## Start
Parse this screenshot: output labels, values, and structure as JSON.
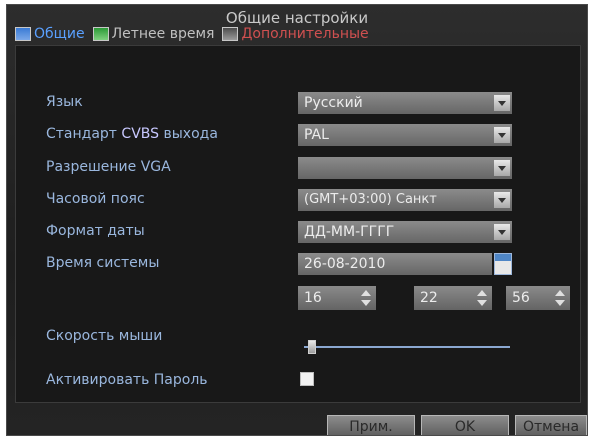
{
  "window": {
    "title": "Общие настройки"
  },
  "tabs": [
    {
      "label": "Общие",
      "active": true
    },
    {
      "label": "Летнее время",
      "active": false
    },
    {
      "label": "Дополнительные",
      "active": false
    }
  ],
  "settings": {
    "language": {
      "label": "Язык",
      "value": "Русский"
    },
    "cvbs_standard": {
      "label_pre": "Стандарт ",
      "label_hl": "CVBS",
      "label_post": " выхода",
      "value": "PAL"
    },
    "vga_resolution": {
      "label": "Разрешение VGA",
      "value": ""
    },
    "time_zone": {
      "label": "Часовой пояс",
      "value": "(GMT+03:00) Санкт"
    },
    "date_format": {
      "label": "Формат даты",
      "value": "ДД-ММ-ГГГГ"
    },
    "system_time": {
      "label": "Время системы",
      "date": "26-08-2010",
      "hour": "16",
      "minute": "22",
      "second": "56"
    },
    "mouse_speed": {
      "label": "Скорость мыши",
      "level": 0.02
    },
    "enable_password": {
      "label": "Активировать Пароль",
      "checked": false
    }
  },
  "buttons": {
    "apply": "Прим.",
    "ok": "OK",
    "cancel": "Отмена"
  },
  "colors": {
    "label": "#9ab7de",
    "active_tab": "#5aa0ff",
    "accent_tab": "#d05050"
  },
  "icons": {
    "tab_general": "monitor-icon",
    "tab_dst": "monitor-icon",
    "tab_advanced": "monitor-icon",
    "dropdown": "chevron-down-icon",
    "calendar": "calendar-icon",
    "spinner": "spinner-arrows-icon"
  }
}
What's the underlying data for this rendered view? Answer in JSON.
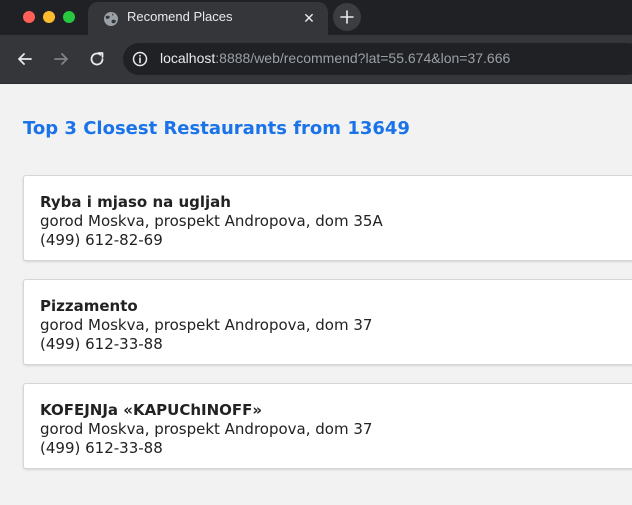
{
  "browser": {
    "tab": {
      "title": "Recomend Places",
      "close_label": "✕",
      "favicon": "globe-icon"
    },
    "new_tab_icon": "plus-icon",
    "nav": {
      "back_icon": "arrow-left-icon",
      "forward_icon": "arrow-right-icon",
      "reload_icon": "reload-icon"
    },
    "address": {
      "host": "localhost",
      "rest": ":8888/web/recommend?lat=55.674&lon=37.666",
      "site_info_icon": "site-info-icon"
    }
  },
  "page": {
    "title": "Top 3 Closest Restaurants from 13649",
    "title_color": "#1a73e8",
    "restaurants": [
      {
        "name": "Ryba i mjaso na ugljah",
        "address": "gorod Moskva, prospekt Andropova, dom 35A",
        "phone": "(499) 612-82-69"
      },
      {
        "name": "Pizzamento",
        "address": "gorod Moskva, prospekt Andropova, dom 37",
        "phone": "(499) 612-33-88"
      },
      {
        "name": "KOFEJNJa «KAPUChINOFF»",
        "address": "gorod Moskva, prospekt Andropova, dom 37",
        "phone": "(499) 612-33-88"
      }
    ]
  }
}
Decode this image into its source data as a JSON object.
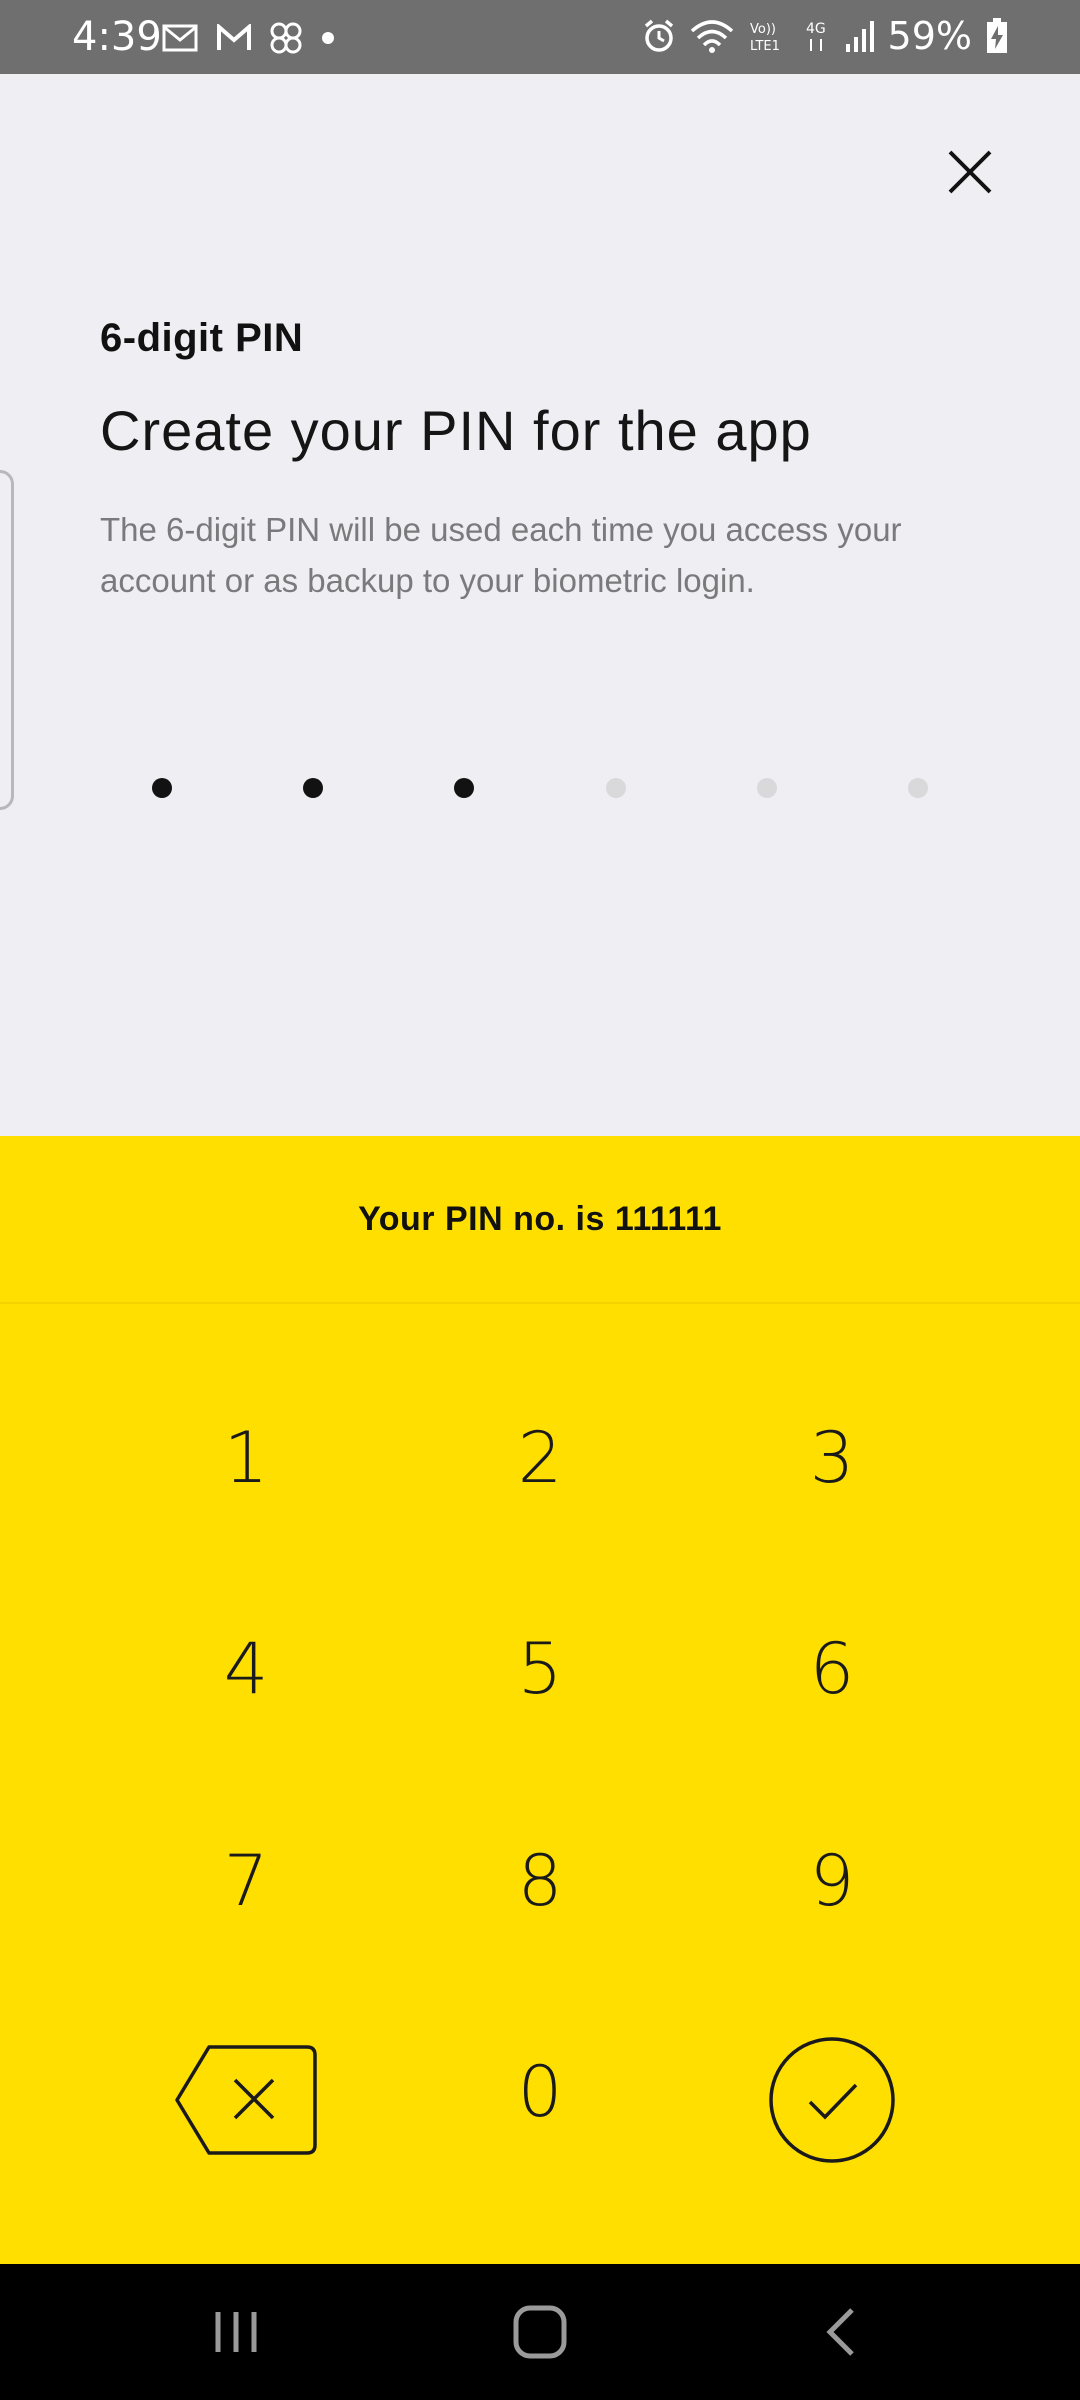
{
  "status_bar": {
    "time": "4:39",
    "battery": "59%",
    "left_icons": [
      "mail-icon",
      "gmail-icon",
      "app-icon",
      "dot-icon"
    ],
    "right_icons": [
      "alarm-icon",
      "wifi-icon",
      "volte-icon",
      "4g-icon",
      "signal-icon",
      "battery-charging-icon"
    ]
  },
  "header": {
    "close_icon": "close-icon"
  },
  "content": {
    "pin_label": "6-digit PIN",
    "heading": "Create your PIN for the app",
    "description": "The 6-digit PIN will be used each time you access your account or as backup to your biometric login."
  },
  "pin": {
    "length": 6,
    "filled": 3
  },
  "banner": {
    "text": "Your PIN no. is 111111"
  },
  "keypad": {
    "keys": [
      "1",
      "2",
      "3",
      "4",
      "5",
      "6",
      "7",
      "8",
      "9",
      "backspace",
      "0",
      "confirm"
    ]
  },
  "colors": {
    "accent": "#ffdf00",
    "background": "#efeef3",
    "text": "#151515",
    "muted": "#7a7a7c"
  }
}
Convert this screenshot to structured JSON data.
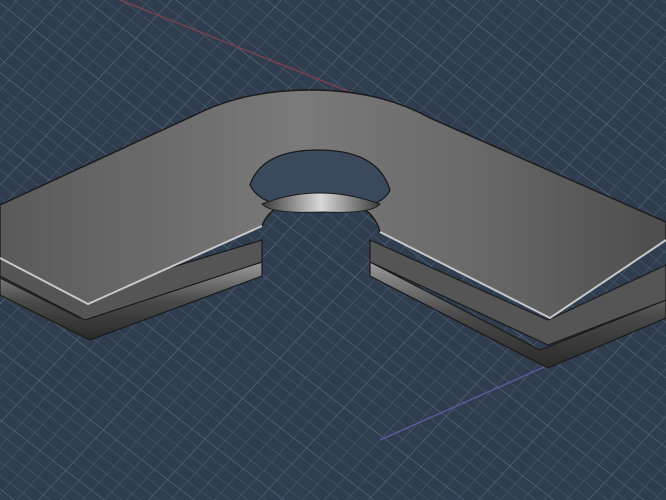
{
  "viewport": {
    "background_color": "#2f3d4f",
    "grid_minor_color": "#4a5a6c",
    "grid_major_color": "#5c6d80",
    "axis_x_color": "#7a4050",
    "axis_y_color": "#5a5a9a"
  },
  "model": {
    "shape": "elbow-bracket",
    "fill_top": "#6e6e6e",
    "edge_color": "#1a1a1a"
  }
}
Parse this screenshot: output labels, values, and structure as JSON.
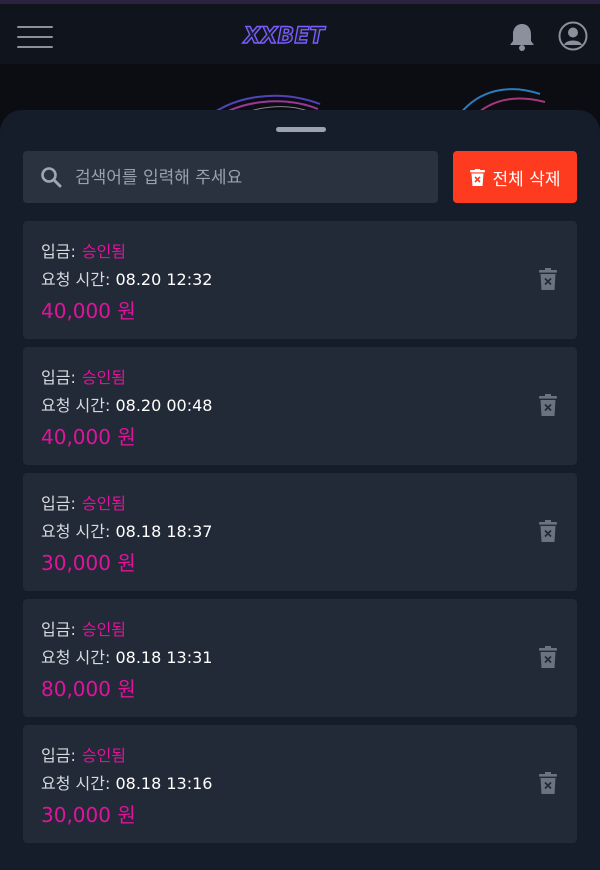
{
  "header": {
    "logo_text": "XXBET"
  },
  "search": {
    "placeholder": "검색어를 입력해 주세요"
  },
  "delete_all_label": "전체 삭제",
  "items": [
    {
      "type_label": "입금:",
      "status": "승인됨",
      "time_label": "요청 시간:",
      "time": "08.20 12:32",
      "amount": "40,000 원"
    },
    {
      "type_label": "입금:",
      "status": "승인됨",
      "time_label": "요청 시간:",
      "time": "08.20 00:48",
      "amount": "40,000 원"
    },
    {
      "type_label": "입금:",
      "status": "승인됨",
      "time_label": "요청 시간:",
      "time": "08.18 18:37",
      "amount": "30,000 원"
    },
    {
      "type_label": "입금:",
      "status": "승인됨",
      "time_label": "요청 시간:",
      "time": "08.18 13:31",
      "amount": "80,000 원"
    },
    {
      "type_label": "입금:",
      "status": "승인됨",
      "time_label": "요청 시간:",
      "time": "08.18 13:16",
      "amount": "30,000 원"
    }
  ],
  "colors": {
    "accent": "#e0139c",
    "danger": "#ff3b1f",
    "panel": "#151c2a",
    "card": "#222a37"
  }
}
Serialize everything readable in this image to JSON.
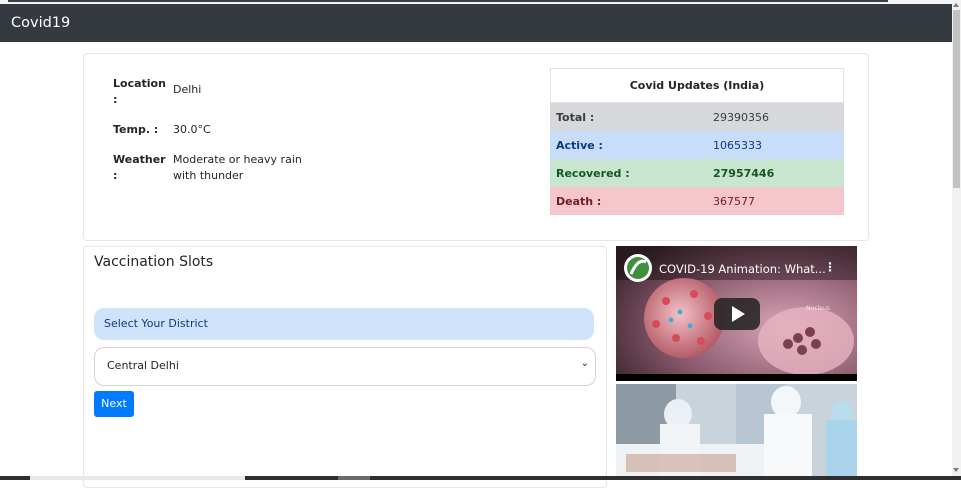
{
  "app": {
    "title": "Covid19"
  },
  "weather": {
    "rows": [
      {
        "label": "Location :",
        "value": "Delhi"
      },
      {
        "label": "Temp. :",
        "value": "30.0°C"
      },
      {
        "label": "Weather :",
        "value": "Moderate or heavy rain with thunder"
      }
    ]
  },
  "updates": {
    "title": "Covid Updates (India)",
    "rows": [
      {
        "label": "Total :",
        "value": "29390356"
      },
      {
        "label": "Active :",
        "value": "1065333"
      },
      {
        "label": "Recovered :",
        "value": "27957446"
      },
      {
        "label": "Death :",
        "value": "367577"
      }
    ]
  },
  "vaccination": {
    "title": "Vaccination Slots",
    "district_label": "Select Your District",
    "district_selected": "Central Delhi",
    "next_label": "Next"
  },
  "video": {
    "title": "COVID-19 Animation: What...",
    "channel_mark": "Nucleus"
  }
}
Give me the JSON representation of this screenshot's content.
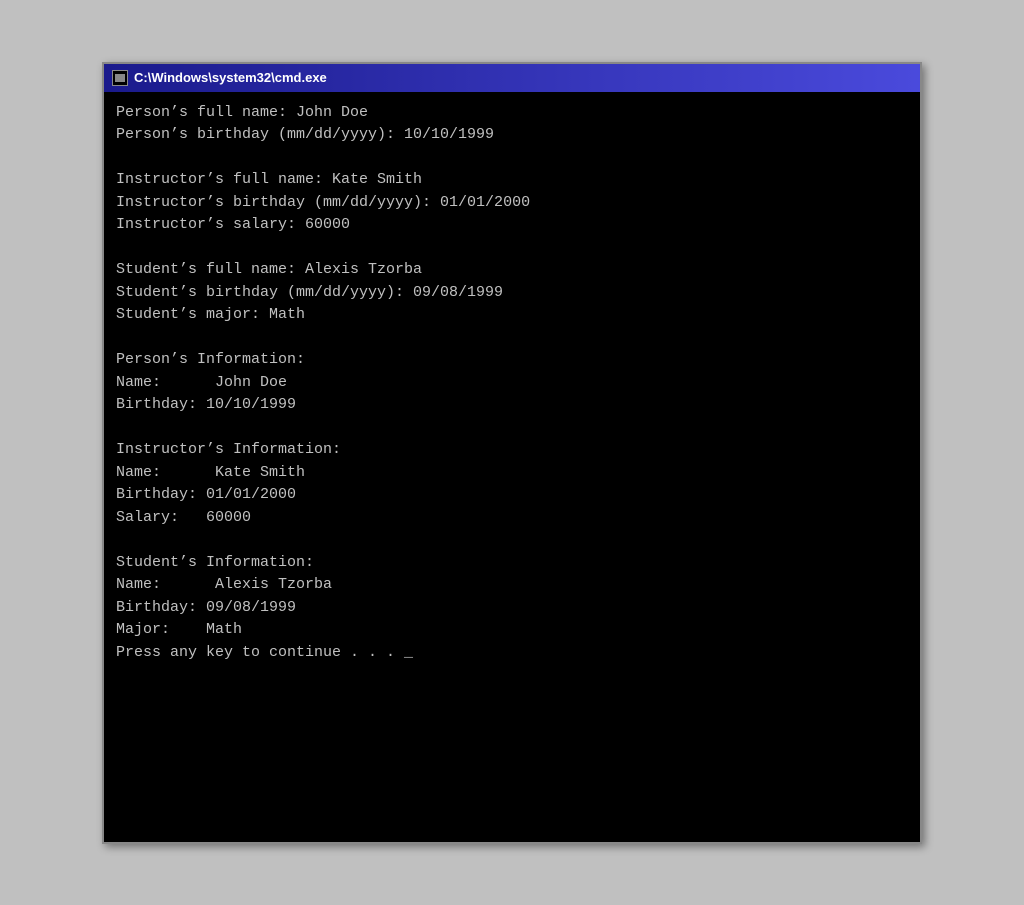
{
  "window": {
    "title": "C:\\Windows\\system32\\cmd.exe",
    "icon_label": "cmd-icon"
  },
  "console": {
    "lines": [
      "Person’s full name: John Doe",
      "Person’s birthday (mm/dd/yyyy): 10/10/1999",
      "",
      "Instructor’s full name: Kate Smith",
      "Instructor’s birthday (mm/dd/yyyy): 01/01/2000",
      "Instructor’s salary: 60000",
      "",
      "Student’s full name: Alexis Tzorba",
      "Student’s birthday (mm/dd/yyyy): 09/08/1999",
      "Student’s major: Math",
      "",
      "Person’s Information:",
      "Name:      John Doe",
      "Birthday: 10/10/1999",
      "",
      "Instructor’s Information:",
      "Name:      Kate Smith",
      "Birthday: 01/01/2000",
      "Salary:   60000",
      "",
      "Student’s Information:",
      "Name:      Alexis Tzorba",
      "Birthday: 09/08/1999",
      "Major:    Math",
      "Press any key to continue . . . _"
    ]
  }
}
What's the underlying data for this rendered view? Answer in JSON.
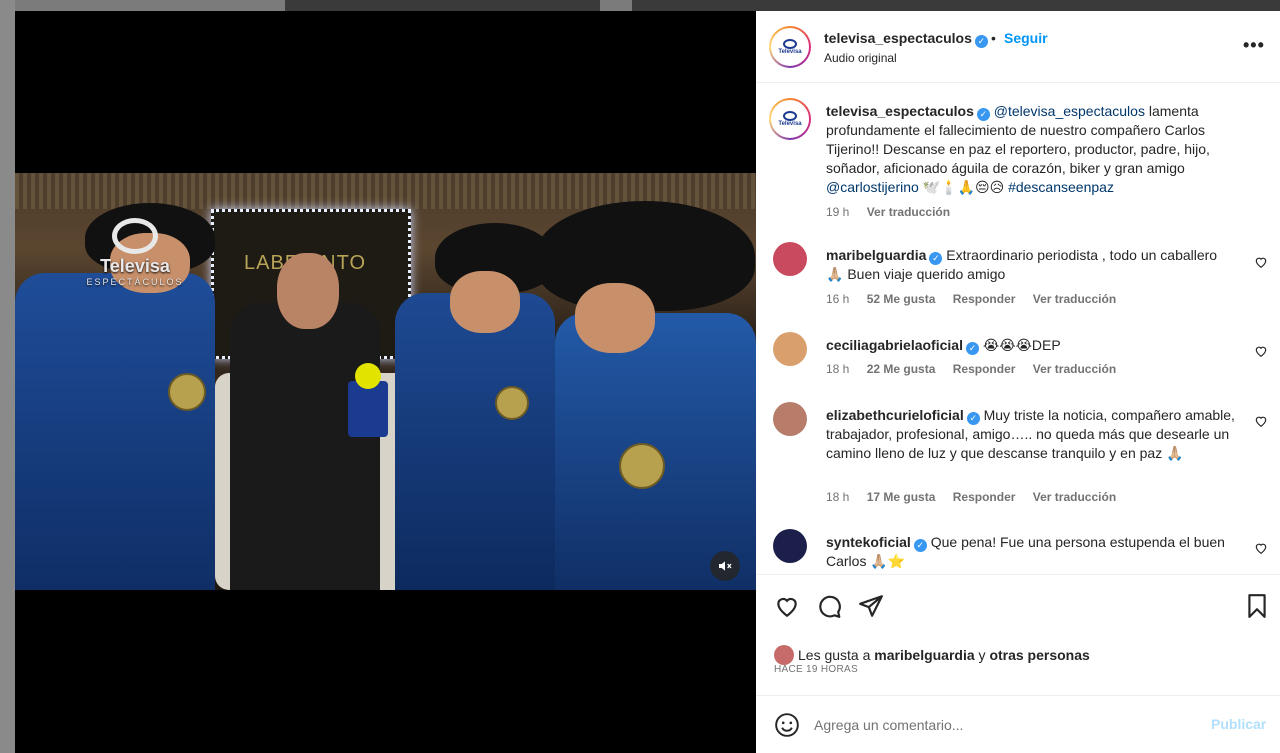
{
  "post": {
    "username": "televisa_espectaculos",
    "follow_label": "Seguir",
    "separator": "•",
    "audio": "Audio original",
    "more": "•••"
  },
  "video": {
    "brand": "Televisa",
    "brand_sub": "ESPECTÁCULOS",
    "neon_sign": "LABERINTO"
  },
  "caption": {
    "username": "televisa_espectaculos",
    "mention": "@televisa_espectaculos",
    "text": " lamenta profundamente el fallecimiento de nuestro compañero Carlos Tijerino!! Descanse en paz el reportero, productor, padre, hijo, soñador, aficionado águila de corazón, biker y gran amigo ",
    "mention2": "@carlostijerino",
    "emojis": " 🕊️🕯️🙏😔😥 ",
    "hashtag": "#descanseenpaz",
    "time": "19 h",
    "translate": "Ver traducción"
  },
  "comments": [
    {
      "username": "maribelguardia",
      "text": "Extraordinario periodista , todo un caballero 🙏🏼 Buen viaje querido amigo",
      "time": "16 h",
      "likes": "52 Me gusta",
      "reply": "Responder",
      "translate": "Ver traducción",
      "avatar_color": "#c94a5e"
    },
    {
      "username": "ceciliagabrielaoficial",
      "text": "😭😭😭DEP",
      "time": "18 h",
      "likes": "22 Me gusta",
      "reply": "Responder",
      "translate": "Ver traducción",
      "avatar_color": "#d9a06e"
    },
    {
      "username": "elizabethcurieloficial",
      "text": "Muy triste la noticia, compañero amable, trabajador, profesional, amigo….. no queda más que desearle un camino lleno de luz y que descanse tranquilo y en paz 🙏🏼",
      "time": "18 h",
      "likes": "17 Me gusta",
      "reply": "Responder",
      "translate": "Ver traducción",
      "avatar_color": "#b77c6a"
    },
    {
      "username": "syntekoficial",
      "text": "Que pena! Fue una persona estupenda el buen Carlos 🙏🏼⭐",
      "avatar_color": "#1c1f4a"
    }
  ],
  "likes_line": {
    "prefix": "Les gusta a ",
    "user": "maribelguardia",
    "middle": " y ",
    "others": "otras personas"
  },
  "time_ago": "HACE 19 HORAS",
  "compose": {
    "placeholder": "Agrega un comentario...",
    "publish": "Publicar"
  },
  "colors": {
    "accent": "#0095f6",
    "verified": "#3897f0",
    "publish_disabled": "#b2dffc"
  }
}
## End
Identify and extract each line of the listing that contains "image".

▶ **Reply**:
Decode this image into its source data as a JSON object.
Serialize everything readable in this image to JSON.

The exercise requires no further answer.